__PROBLEM TO SOLVE__:
Extract the text of each entry below exactly, leaving every image behind.

__LISTING__:
Begin
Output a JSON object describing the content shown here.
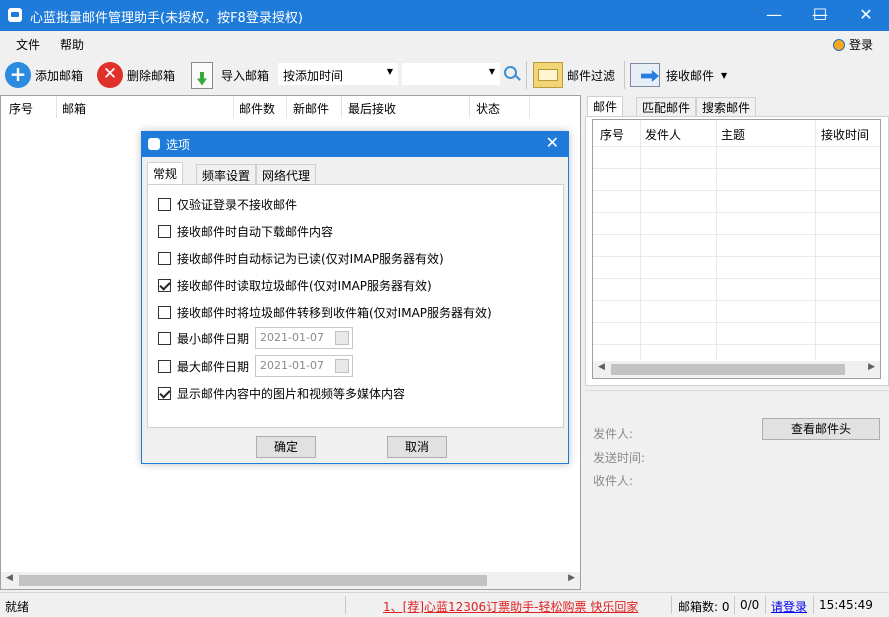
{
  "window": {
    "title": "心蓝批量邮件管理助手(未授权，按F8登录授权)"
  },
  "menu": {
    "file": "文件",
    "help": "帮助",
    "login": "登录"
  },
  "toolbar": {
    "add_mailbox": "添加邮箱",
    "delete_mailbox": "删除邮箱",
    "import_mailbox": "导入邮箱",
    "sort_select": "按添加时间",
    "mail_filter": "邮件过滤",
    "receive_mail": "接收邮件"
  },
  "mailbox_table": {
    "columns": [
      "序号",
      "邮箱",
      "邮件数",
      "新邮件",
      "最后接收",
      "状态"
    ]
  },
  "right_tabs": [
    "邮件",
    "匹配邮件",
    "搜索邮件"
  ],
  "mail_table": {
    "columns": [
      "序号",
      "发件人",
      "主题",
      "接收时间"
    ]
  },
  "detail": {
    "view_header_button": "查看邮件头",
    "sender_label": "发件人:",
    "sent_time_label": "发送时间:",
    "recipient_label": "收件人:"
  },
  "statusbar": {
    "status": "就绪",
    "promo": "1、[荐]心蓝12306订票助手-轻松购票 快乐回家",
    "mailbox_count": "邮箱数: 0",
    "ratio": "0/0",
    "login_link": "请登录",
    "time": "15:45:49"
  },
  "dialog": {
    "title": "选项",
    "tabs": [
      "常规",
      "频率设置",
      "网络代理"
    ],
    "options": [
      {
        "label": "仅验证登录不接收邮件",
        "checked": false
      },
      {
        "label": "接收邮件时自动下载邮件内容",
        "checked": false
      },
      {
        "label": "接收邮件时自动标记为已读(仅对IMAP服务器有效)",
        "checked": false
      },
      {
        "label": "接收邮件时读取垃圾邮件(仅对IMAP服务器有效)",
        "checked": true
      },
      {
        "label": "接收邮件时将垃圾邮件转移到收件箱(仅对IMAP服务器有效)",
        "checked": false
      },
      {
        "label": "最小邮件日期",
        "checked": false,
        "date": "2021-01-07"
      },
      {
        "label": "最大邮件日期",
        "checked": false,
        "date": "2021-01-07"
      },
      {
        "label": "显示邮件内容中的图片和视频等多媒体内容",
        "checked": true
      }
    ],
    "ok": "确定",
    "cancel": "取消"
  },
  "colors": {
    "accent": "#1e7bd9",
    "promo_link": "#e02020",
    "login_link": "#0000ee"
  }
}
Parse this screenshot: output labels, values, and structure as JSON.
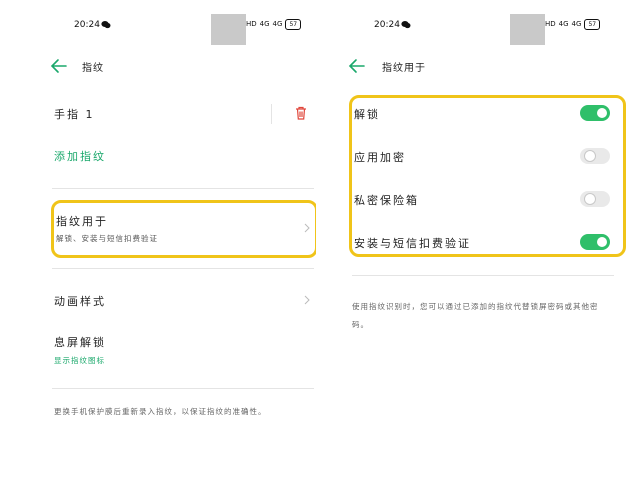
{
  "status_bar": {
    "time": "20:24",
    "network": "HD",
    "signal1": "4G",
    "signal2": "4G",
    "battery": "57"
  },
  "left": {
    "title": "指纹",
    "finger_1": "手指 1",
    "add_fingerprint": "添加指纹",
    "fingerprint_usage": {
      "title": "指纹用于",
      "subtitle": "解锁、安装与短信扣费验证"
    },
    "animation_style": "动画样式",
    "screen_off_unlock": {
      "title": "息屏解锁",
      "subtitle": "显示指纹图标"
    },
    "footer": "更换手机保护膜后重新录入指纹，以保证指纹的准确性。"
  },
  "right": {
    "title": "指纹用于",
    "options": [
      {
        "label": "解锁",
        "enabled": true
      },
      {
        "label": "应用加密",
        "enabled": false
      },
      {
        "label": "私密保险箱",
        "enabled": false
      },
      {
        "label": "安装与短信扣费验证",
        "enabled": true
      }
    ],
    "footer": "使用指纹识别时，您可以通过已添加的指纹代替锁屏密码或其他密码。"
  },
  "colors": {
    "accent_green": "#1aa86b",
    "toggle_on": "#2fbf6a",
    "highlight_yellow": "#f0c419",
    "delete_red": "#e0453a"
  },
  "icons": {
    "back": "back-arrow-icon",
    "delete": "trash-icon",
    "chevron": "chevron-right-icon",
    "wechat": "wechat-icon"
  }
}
End
__OUTPUT OF THE TASK__:
Output a JSON object describing the content shown here.
{
  "window": {
    "title": "心蓝批量邮件管理助手(未授权，按F8登录授权)"
  },
  "menu": {
    "file": "文件",
    "help": "帮助",
    "login": "登录"
  },
  "toolbar": {
    "add_mailbox": "添加邮箱",
    "delete_mailbox": "删除邮箱",
    "import_mailbox": "导入邮箱",
    "sort_select": "按添加时间",
    "mail_filter": "邮件过滤",
    "receive_mail": "接收邮件"
  },
  "mailbox_table": {
    "columns": [
      "序号",
      "邮箱",
      "邮件数",
      "新邮件",
      "最后接收",
      "状态"
    ]
  },
  "right_tabs": [
    "邮件",
    "匹配邮件",
    "搜索邮件"
  ],
  "mail_table": {
    "columns": [
      "序号",
      "发件人",
      "主题",
      "接收时间"
    ]
  },
  "detail": {
    "view_header_button": "查看邮件头",
    "sender_label": "发件人:",
    "sent_time_label": "发送时间:",
    "recipient_label": "收件人:"
  },
  "statusbar": {
    "status": "就绪",
    "promo": "1、[荐]心蓝12306订票助手-轻松购票 快乐回家",
    "mailbox_count": "邮箱数: 0",
    "ratio": "0/0",
    "login_link": "请登录",
    "time": "15:45:49"
  },
  "dialog": {
    "title": "选项",
    "tabs": [
      "常规",
      "频率设置",
      "网络代理"
    ],
    "options": [
      {
        "label": "仅验证登录不接收邮件",
        "checked": false
      },
      {
        "label": "接收邮件时自动下载邮件内容",
        "checked": false
      },
      {
        "label": "接收邮件时自动标记为已读(仅对IMAP服务器有效)",
        "checked": false
      },
      {
        "label": "接收邮件时读取垃圾邮件(仅对IMAP服务器有效)",
        "checked": true
      },
      {
        "label": "接收邮件时将垃圾邮件转移到收件箱(仅对IMAP服务器有效)",
        "checked": false
      },
      {
        "label": "最小邮件日期",
        "checked": false,
        "date": "2021-01-07"
      },
      {
        "label": "最大邮件日期",
        "checked": false,
        "date": "2021-01-07"
      },
      {
        "label": "显示邮件内容中的图片和视频等多媒体内容",
        "checked": true
      }
    ],
    "ok": "确定",
    "cancel": "取消"
  },
  "colors": {
    "accent": "#1e7bd9",
    "promo_link": "#e02020",
    "login_link": "#0000ee"
  }
}
Parse this screenshot: output labels, values, and structure as JSON.
{
  "status_bar": {
    "time": "20:24",
    "network": "HD",
    "signal1": "4G",
    "signal2": "4G",
    "battery": "57"
  },
  "left": {
    "title": "指纹",
    "finger_1": "手指 1",
    "add_fingerprint": "添加指纹",
    "fingerprint_usage": {
      "title": "指纹用于",
      "subtitle": "解锁、安装与短信扣费验证"
    },
    "animation_style": "动画样式",
    "screen_off_unlock": {
      "title": "息屏解锁",
      "subtitle": "显示指纹图标"
    },
    "footer": "更换手机保护膜后重新录入指纹，以保证指纹的准确性。"
  },
  "right": {
    "title": "指纹用于",
    "options": [
      {
        "label": "解锁",
        "enabled": true
      },
      {
        "label": "应用加密",
        "enabled": false
      },
      {
        "label": "私密保险箱",
        "enabled": false
      },
      {
        "label": "安装与短信扣费验证",
        "enabled": true
      }
    ],
    "footer": "使用指纹识别时，您可以通过已添加的指纹代替锁屏密码或其他密码。"
  },
  "colors": {
    "accent_green": "#1aa86b",
    "toggle_on": "#2fbf6a",
    "highlight_yellow": "#f0c419",
    "delete_red": "#e0453a"
  },
  "icons": {
    "back": "back-arrow-icon",
    "delete": "trash-icon",
    "chevron": "chevron-right-icon",
    "wechat": "wechat-icon"
  }
}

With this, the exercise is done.